* STORED RECORDS:
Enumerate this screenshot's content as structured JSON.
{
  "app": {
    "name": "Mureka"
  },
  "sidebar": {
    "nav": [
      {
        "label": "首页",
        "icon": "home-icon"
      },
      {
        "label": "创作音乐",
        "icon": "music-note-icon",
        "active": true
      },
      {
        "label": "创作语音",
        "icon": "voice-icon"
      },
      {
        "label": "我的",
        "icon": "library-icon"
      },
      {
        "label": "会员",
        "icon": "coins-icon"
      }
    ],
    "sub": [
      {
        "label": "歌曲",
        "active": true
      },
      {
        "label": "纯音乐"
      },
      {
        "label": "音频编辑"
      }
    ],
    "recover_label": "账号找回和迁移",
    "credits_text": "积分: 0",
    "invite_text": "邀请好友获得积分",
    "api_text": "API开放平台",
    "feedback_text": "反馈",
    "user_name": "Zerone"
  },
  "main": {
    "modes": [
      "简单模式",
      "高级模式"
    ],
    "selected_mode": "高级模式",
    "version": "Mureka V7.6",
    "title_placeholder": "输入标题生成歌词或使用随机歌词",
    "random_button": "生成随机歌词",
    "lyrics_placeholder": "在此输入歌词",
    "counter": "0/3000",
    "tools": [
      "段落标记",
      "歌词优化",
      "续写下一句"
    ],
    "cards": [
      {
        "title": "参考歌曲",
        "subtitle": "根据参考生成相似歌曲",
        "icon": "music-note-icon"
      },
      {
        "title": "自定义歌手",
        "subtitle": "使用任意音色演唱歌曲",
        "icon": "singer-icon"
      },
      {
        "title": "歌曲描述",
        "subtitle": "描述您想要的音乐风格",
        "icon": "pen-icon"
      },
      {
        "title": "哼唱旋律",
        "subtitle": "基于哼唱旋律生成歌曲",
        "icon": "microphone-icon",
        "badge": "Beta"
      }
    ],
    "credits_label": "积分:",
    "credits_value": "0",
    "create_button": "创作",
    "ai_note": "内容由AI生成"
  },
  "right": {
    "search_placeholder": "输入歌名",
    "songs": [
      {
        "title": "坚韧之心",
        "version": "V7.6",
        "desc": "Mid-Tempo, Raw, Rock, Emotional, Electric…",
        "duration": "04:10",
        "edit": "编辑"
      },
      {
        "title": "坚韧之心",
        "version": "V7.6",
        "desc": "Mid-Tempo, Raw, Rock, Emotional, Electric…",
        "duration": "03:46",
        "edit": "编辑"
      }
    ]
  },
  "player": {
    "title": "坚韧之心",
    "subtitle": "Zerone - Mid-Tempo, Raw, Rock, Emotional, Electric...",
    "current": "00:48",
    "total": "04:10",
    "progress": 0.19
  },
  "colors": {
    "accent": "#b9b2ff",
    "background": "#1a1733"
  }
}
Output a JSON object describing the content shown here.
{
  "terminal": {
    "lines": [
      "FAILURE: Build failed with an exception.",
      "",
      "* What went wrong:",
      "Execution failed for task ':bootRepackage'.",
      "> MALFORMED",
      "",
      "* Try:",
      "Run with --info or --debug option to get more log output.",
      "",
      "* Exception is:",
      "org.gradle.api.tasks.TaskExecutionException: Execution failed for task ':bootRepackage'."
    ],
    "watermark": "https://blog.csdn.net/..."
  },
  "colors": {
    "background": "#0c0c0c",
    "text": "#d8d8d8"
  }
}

* WHAT IS BEING ASKED: In the records above, find each line that holds the word "Zerone"; copy all such lines.

* COMPLETE ANSWER:
    "user_name": "Zerone"
    "subtitle": "Zerone - Mid-Tempo, Raw, Rock, Emotional, Electric...",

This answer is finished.